## Extracted material
=======

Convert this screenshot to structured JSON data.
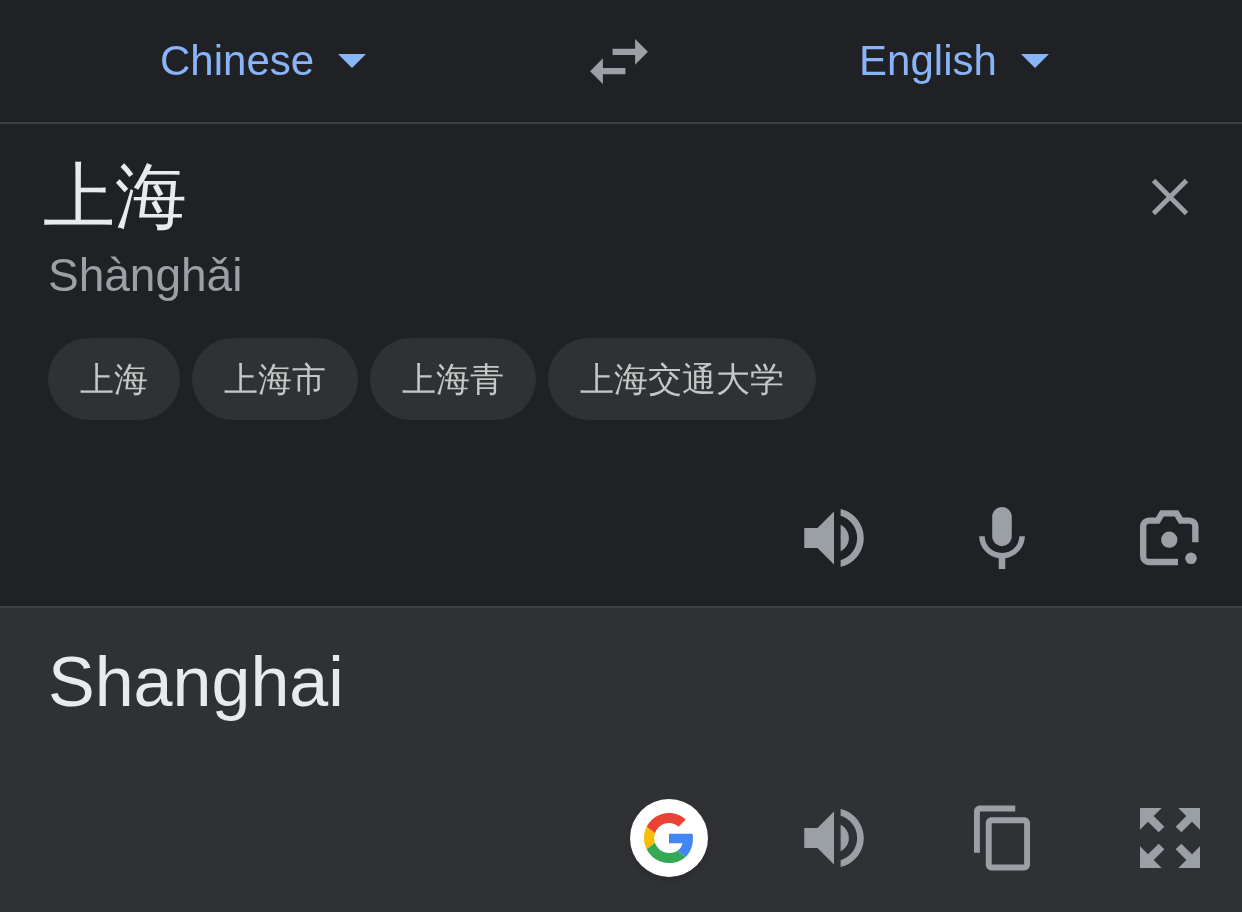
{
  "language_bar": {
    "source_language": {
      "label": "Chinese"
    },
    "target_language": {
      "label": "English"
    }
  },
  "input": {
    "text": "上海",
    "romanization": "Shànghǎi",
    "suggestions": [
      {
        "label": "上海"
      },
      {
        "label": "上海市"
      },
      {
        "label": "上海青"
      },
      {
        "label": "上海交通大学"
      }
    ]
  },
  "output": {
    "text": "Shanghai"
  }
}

=======

## Objective
Can you repeat every record above exactly, apart from the pictures?

## Written response
Convert this screenshot to structured JSON data.
{
  "language_bar": {
    "source_language": {
      "label": "Chinese"
    },
    "target_language": {
      "label": "English"
    }
  },
  "input": {
    "text": "上海",
    "romanization": "Shànghǎi",
    "suggestions": [
      {
        "label": "上海"
      },
      {
        "label": "上海市"
      },
      {
        "label": "上海青"
      },
      {
        "label": "上海交通大学"
      }
    ]
  },
  "output": {
    "text": "Shanghai"
  }
}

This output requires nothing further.